*** MATERIAL PROVIDED ***
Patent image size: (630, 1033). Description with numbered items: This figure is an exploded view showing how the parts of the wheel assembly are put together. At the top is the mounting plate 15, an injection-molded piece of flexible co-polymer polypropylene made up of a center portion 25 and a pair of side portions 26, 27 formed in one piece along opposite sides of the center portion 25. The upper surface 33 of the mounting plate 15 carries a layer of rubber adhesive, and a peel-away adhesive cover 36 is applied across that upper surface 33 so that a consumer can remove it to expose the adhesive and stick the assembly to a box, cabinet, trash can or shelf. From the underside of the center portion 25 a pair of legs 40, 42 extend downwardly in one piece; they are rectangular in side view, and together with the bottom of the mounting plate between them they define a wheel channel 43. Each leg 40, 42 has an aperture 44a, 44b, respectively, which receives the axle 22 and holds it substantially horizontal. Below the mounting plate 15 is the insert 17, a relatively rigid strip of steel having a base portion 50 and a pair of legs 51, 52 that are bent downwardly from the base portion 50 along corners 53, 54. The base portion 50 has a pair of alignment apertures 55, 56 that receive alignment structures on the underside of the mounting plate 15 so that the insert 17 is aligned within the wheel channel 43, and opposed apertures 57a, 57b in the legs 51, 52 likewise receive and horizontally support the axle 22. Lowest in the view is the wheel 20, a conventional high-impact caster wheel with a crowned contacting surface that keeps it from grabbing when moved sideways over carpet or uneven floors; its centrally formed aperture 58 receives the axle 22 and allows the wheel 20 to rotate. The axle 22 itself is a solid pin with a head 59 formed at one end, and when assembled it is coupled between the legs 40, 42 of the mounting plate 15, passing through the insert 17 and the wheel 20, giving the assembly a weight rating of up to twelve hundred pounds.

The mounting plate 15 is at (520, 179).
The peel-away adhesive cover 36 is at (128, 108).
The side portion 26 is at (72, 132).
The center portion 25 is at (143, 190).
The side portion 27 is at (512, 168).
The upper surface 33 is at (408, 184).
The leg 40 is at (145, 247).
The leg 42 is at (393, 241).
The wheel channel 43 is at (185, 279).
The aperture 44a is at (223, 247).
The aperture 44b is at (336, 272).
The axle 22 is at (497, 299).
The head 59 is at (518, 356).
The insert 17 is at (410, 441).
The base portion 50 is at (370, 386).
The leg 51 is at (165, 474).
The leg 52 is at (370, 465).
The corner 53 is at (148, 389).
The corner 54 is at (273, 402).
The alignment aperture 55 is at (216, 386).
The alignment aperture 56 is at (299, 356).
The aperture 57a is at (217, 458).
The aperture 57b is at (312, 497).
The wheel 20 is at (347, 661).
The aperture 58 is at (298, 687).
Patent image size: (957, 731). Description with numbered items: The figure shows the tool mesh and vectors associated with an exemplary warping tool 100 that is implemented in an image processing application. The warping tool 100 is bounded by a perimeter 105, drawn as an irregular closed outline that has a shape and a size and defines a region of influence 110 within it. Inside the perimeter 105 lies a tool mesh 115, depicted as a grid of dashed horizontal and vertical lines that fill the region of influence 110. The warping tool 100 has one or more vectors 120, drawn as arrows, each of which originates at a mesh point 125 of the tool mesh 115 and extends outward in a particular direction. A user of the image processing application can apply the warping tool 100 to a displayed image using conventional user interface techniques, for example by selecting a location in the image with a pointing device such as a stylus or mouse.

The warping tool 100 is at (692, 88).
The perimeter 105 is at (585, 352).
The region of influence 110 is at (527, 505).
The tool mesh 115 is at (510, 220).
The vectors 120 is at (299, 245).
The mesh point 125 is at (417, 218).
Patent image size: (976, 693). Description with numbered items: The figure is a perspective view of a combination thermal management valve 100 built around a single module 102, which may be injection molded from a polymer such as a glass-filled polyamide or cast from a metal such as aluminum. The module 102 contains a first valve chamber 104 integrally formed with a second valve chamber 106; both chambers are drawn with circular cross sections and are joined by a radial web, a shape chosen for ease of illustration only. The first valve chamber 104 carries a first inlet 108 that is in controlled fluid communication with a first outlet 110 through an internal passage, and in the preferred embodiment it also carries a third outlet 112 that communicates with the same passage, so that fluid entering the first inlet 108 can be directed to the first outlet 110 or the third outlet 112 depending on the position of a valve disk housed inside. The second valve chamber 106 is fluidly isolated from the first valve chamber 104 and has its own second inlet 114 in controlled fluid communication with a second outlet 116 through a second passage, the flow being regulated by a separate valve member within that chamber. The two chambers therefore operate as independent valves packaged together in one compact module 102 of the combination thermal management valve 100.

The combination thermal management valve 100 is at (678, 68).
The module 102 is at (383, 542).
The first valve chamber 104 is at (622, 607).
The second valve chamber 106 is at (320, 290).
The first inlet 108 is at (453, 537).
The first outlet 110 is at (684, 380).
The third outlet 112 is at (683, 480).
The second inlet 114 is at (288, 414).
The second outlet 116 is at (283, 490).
***
*GIVEN INSTRUCTION:*
Quote everything from the line containing "Patent image size: (957, 731)." down to the line containing "The mesh point 125 is at (417, 218).", both of those lines included.

*SOLUTION TO THIS PROBLEM:*
Patent image size: (957, 731). Description with numbered items: The figure shows the tool mesh and vectors associated with an exemplary warping tool 100 that is implemented in an image processing application. The warping tool 100 is bounded by a perimeter 105, drawn as an irregular closed outline that has a shape and a size and defines a region of influence 110 within it. Inside the perimeter 105 lies a tool mesh 115, depicted as a grid of dashed horizontal and vertical lines that fill the region of influence 110. The warping tool 100 has one or more vectors 120, drawn as arrows, each of which originates at a mesh point 125 of the tool mesh 115 and extends outward in a particular direction. A user of the image processing application can apply the warping tool 100 to a displayed image using conventional user interface techniques, for example by selecting a location in the image with a pointing device such as a stylus or mouse.

The warping tool 100 is at (692, 88).
The perimeter 105 is at (585, 352).
The region of influence 110 is at (527, 505).
The tool mesh 115 is at (510, 220).
The vectors 120 is at (299, 245).
The mesh point 125 is at (417, 218).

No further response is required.